DIRECTIONS FOR THIS TASK — Transcribe the records that follow. Keep every word exactly, and drop the pictures.

DATA IN THIS EXERCISE —
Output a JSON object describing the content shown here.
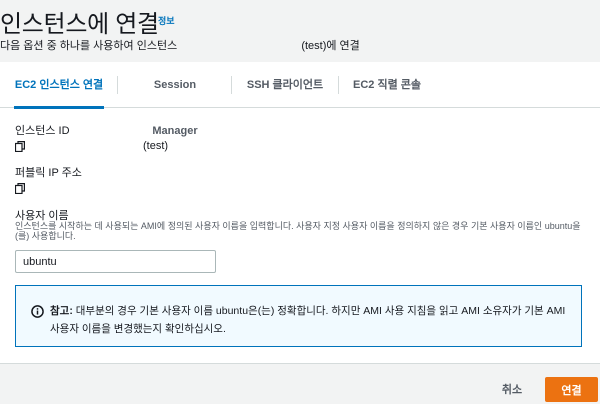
{
  "header": {
    "title": "인스턴스에 연결",
    "info_link": "정보",
    "subtitle_before": "다음 옵션 중 하나를 사용하여 인스턴스",
    "subtitle_after": "(test)에 연결"
  },
  "tabs": [
    {
      "label": "EC2 인스턴스 연결",
      "active": true
    },
    {
      "label": "Session Manager",
      "active": false
    },
    {
      "label": "SSH 클라이언트",
      "active": false
    },
    {
      "label": "EC2 직렬 콘솔",
      "active": false
    }
  ],
  "instance_id": {
    "label": "인스턴스 ID",
    "value": "(test)",
    "icon": "copy-icon"
  },
  "public_ip": {
    "label": "퍼블릭 IP 주소",
    "icon": "copy-icon"
  },
  "username": {
    "label": "사용자 이름",
    "description": "인스턴스를 시작하는 데 사용되는 AMI에 정의된 사용자 이름을 입력합니다. 사용자 지정 사용자 이름을 정의하지 않은 경우 기본 사용자 이름인 ubuntu을(를) 사용합니다.",
    "value": "ubuntu"
  },
  "alert": {
    "icon": "info-icon",
    "bold": "참고:",
    "text": "대부분의 경우 기본 사용자 이름 ubuntu은(는) 정확합니다. 하지만 AMI 사용 지침을 읽고 AMI 소유자가 기본 AMI 사용자 이름을 변경했는지 확인하십시오."
  },
  "footer": {
    "cancel_label": "취소",
    "connect_label": "연결"
  },
  "colors": {
    "accent": "#0073bb",
    "primary_button": "#ec7211",
    "alert_bg": "#f1faff"
  }
}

TASK RESULT —
Output a JSON object describing the content shown here.
{
  "header": {
    "title": "인스턴스에 연결",
    "info_link": "정보",
    "subtitle_before": "다음 옵션 중 하나를 사용하여 인스턴스",
    "subtitle_after": "(test)에 연결"
  },
  "tabs": [
    {
      "label": "EC2 인스턴스 연결",
      "active": true
    },
    {
      "label": "Session Manager",
      "active": false
    },
    {
      "label": "SSH 클라이언트",
      "active": false
    },
    {
      "label": "EC2 직렬 콘솔",
      "active": false
    }
  ],
  "instance_id": {
    "label": "인스턴스 ID",
    "value": "(test)",
    "icon": "copy-icon"
  },
  "public_ip": {
    "label": "퍼블릭 IP 주소",
    "icon": "copy-icon"
  },
  "username": {
    "label": "사용자 이름",
    "description": "인스턴스를 시작하는 데 사용되는 AMI에 정의된 사용자 이름을 입력합니다. 사용자 지정 사용자 이름을 정의하지 않은 경우 기본 사용자 이름인 ubuntu을(를) 사용합니다.",
    "value": "ubuntu"
  },
  "alert": {
    "icon": "info-icon",
    "bold": "참고:",
    "text": "대부분의 경우 기본 사용자 이름 ubuntu은(는) 정확합니다. 하지만 AMI 사용 지침을 읽고 AMI 소유자가 기본 AMI 사용자 이름을 변경했는지 확인하십시오."
  },
  "footer": {
    "cancel_label": "취소",
    "connect_label": "연결"
  },
  "colors": {
    "accent": "#0073bb",
    "primary_button": "#ec7211",
    "alert_bg": "#f1faff"
  }
}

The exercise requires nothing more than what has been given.